▸ Required work
In the listing below, locate the lines that hold the string "Temperature". Copy those lines.

-------- Data to process --------

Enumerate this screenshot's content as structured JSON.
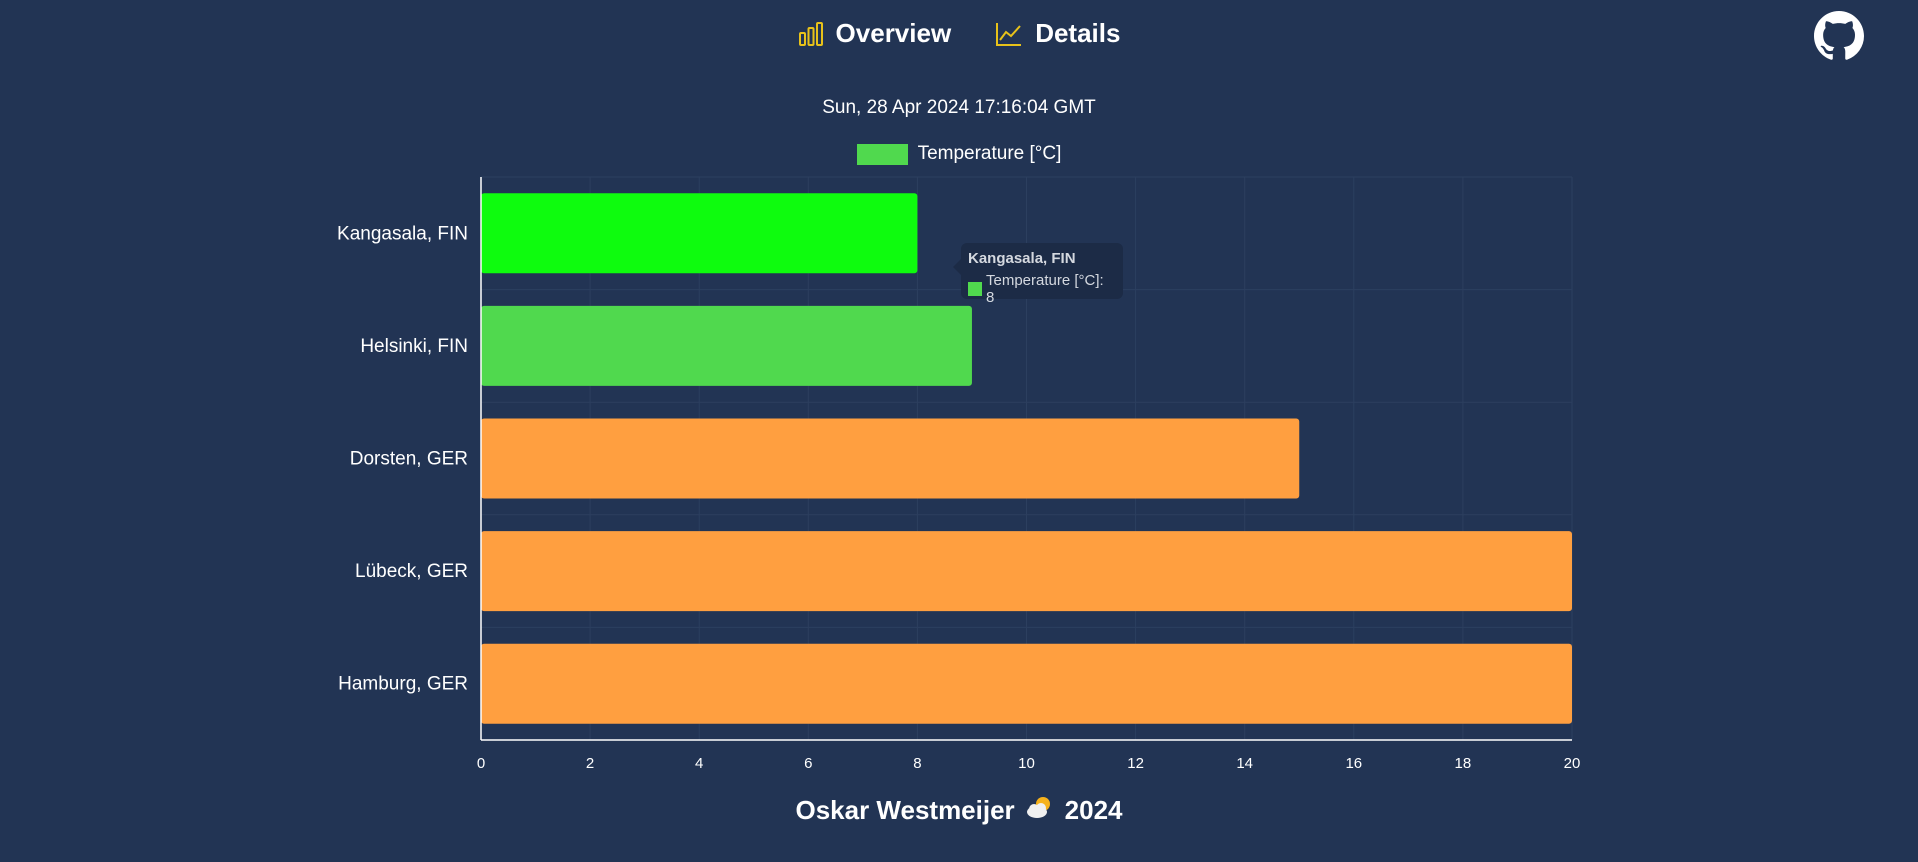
{
  "nav": {
    "overview_label": "Overview",
    "details_label": "Details",
    "icon_color": "#e8c21a"
  },
  "timestamp": "Sun, 28 Apr 2024 17:16:04 GMT",
  "footer": {
    "author": "Oskar Westmeijer",
    "icon": "sun-behind-cloud-icon",
    "year": "2024"
  },
  "tooltip": {
    "title": "Kangasala, FIN",
    "text": "Temperature [°C]: 8"
  },
  "chart_data": {
    "type": "bar",
    "orientation": "horizontal",
    "categories": [
      "Kangasala, FIN",
      "Helsinki, FIN",
      "Dorsten, GER",
      "Lübeck, GER",
      "Hamburg, GER"
    ],
    "series": [
      {
        "name": "Temperature [°C]",
        "values": [
          8,
          9,
          15,
          20,
          20
        ],
        "colors": [
          "#0efc0e",
          "#50d94e",
          "#ff9f40",
          "#ff9f40",
          "#ff9f40"
        ]
      }
    ],
    "legend_color": "#50d94e",
    "xlim": [
      0,
      20
    ],
    "x_ticks": [
      "0",
      "2",
      "4",
      "6",
      "8",
      "10",
      "12",
      "14",
      "16",
      "18",
      "20"
    ],
    "grid": true,
    "legend_position": "top"
  }
}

--------

▸ Output for this exercise
    "text": "Temperature [°C]: 8"
        "name": "Temperature [°C]",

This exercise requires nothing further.